## [DO THIS]
Answer these questions from the court excerpt about the donated Prints below.
1. What fair market value did the charitable donation receipt issued to Quinn show?
2. What experience had Gary Roy had when he prepared his report?
3. According to Respondent's second counsel, for what two reasons did the Appellants buy and own the Prints?

--- Start SOURCE TEXT ---

Counsel submitted that little weight should be given to
Tropper's conclusions for the reasons above set forth.
[62] The seventh question was:
7. For Ms. Quinn's
donation, should the Court be bound by the Range Report prepared
by Gary Roy?
Counsel stated that In Kind issued Quinn a charitable donation
receipt showing a fair market value of $25,280 for Barnett
Prints. He said that Gary Roy, then an auditor with Revenue,
prepared a "Range Report" in which he agreed to that
fair market value. He submitted that at the time he prepared his
report Roy was not an accredited appraiser and had had experience
only in buying and selling books and art work on a part-time
basis. He submitted that Roy's conclusion is unreliable
because of its dependence on Barnett's oral statements that
sales of comparable Prints had been made. Counsel said that Roy
took, at face value, what Barnett had told him. He submitted
further that the report could be considered a draft report even
though it was not stamped as such, the report being addressed to
an appeals officer but never sent.
PERSONAL USE PROPERTY
[63] Respondent's second counsel made
submissions respecting whether the Prints were "personal-use
property" as that term is used in the Act. Counsel
submitted that the Appellants bought and owned the Prints for two
reasons, namely to save tax and to donate them. She then
submitted that donating them was not the way the Appellants used
the Prints but was only an intended use. When counsel finally, at
my urging, referred to the definition of "personal use
property" she submitted that it was inclusive and gives aid
in interpreting the meaning of personal-use property in
borderline situations. She said that in order for the Court to
determine how the Appellants used the Prints it should look at
why the Appellants bought them and what they did with them. She
said that Nash donated because it made sense financially and that
he intended to donate all or most of the Prints. She then said
that Tolley thought that she would get the money back that she
put into it.

--- End SOURCE TEXT ---
--- Start RECORDS SUPPLIED ---

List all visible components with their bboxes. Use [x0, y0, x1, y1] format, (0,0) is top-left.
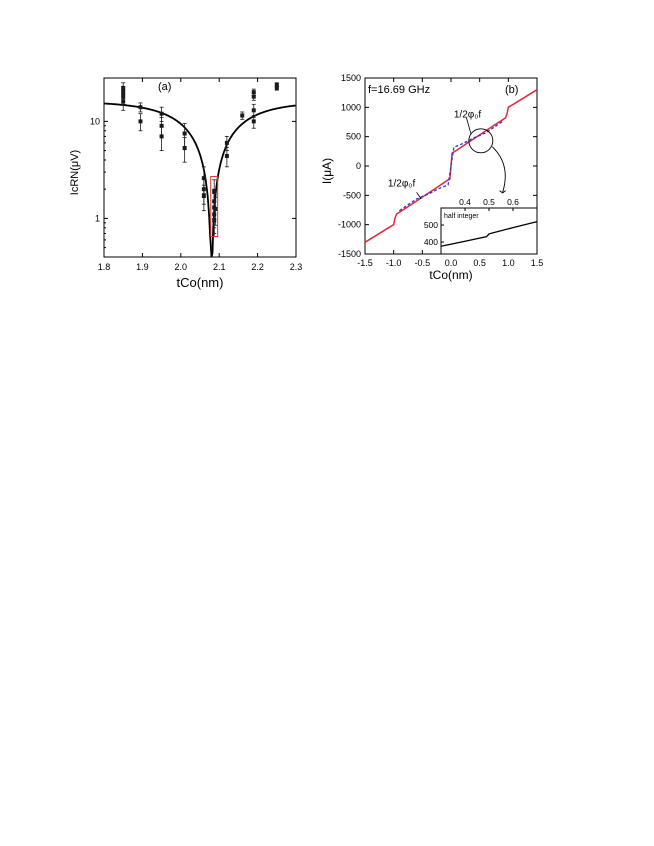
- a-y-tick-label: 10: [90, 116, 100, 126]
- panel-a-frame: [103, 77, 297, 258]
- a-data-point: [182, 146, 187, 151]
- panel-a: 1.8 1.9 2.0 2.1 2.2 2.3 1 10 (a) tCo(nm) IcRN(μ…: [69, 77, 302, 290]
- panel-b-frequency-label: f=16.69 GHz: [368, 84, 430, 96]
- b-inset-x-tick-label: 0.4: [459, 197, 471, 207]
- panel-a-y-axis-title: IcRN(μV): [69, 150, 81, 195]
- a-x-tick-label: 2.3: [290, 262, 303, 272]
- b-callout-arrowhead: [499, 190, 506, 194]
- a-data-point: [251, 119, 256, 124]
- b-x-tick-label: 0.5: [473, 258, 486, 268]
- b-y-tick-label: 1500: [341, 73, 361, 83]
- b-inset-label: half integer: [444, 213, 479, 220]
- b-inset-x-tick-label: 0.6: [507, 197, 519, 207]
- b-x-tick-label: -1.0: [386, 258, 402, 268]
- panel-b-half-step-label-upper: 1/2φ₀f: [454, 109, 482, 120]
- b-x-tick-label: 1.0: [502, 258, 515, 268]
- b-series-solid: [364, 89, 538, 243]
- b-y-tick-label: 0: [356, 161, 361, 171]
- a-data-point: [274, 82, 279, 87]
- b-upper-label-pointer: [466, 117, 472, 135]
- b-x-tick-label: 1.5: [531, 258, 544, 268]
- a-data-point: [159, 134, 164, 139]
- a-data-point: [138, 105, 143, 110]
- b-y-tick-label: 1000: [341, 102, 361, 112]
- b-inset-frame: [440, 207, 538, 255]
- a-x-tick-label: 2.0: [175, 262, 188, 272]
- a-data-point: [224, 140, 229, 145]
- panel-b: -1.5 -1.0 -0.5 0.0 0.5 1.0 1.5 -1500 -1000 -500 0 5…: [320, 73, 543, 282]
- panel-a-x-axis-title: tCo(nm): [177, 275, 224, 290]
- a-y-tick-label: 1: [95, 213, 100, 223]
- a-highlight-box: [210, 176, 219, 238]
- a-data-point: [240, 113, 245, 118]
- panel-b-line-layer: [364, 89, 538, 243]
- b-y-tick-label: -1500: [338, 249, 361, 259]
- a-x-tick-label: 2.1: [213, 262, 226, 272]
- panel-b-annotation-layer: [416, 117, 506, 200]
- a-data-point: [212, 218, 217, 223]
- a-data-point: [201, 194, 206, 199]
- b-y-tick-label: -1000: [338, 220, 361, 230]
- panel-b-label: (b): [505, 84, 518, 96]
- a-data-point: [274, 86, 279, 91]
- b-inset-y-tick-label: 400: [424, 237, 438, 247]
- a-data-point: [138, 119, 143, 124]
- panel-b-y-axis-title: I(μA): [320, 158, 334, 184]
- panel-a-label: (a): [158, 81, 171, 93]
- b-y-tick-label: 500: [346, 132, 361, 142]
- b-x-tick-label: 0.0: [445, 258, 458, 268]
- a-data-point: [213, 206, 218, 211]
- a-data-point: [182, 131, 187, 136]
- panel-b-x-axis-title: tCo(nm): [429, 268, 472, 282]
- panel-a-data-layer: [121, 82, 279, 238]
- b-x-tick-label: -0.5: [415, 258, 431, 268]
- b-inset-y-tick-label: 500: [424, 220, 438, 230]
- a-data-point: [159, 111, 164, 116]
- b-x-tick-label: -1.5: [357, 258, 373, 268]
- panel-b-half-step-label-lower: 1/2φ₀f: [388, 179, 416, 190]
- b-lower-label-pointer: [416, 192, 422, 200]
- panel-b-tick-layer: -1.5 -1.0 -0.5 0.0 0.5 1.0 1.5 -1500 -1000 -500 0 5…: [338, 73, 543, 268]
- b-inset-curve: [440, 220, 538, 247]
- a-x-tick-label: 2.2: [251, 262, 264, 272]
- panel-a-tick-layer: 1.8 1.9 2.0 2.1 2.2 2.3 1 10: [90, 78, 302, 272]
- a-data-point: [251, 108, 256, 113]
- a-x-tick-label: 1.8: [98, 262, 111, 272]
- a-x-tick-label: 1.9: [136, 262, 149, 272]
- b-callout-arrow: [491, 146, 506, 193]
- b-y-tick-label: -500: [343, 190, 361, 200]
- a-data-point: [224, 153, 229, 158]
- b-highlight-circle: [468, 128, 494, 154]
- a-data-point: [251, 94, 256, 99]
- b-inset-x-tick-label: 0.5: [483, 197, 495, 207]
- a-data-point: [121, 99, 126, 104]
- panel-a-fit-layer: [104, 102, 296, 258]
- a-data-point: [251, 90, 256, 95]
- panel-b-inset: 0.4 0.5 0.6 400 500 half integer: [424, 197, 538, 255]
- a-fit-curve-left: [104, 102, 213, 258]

--- End RECORDS SUPPLIED ---

## [TASK OUTPUT]
1. $25,280.
2. He had had experience only in buying and selling books and art work on a part-time basis.
3. To save tax and to donate them.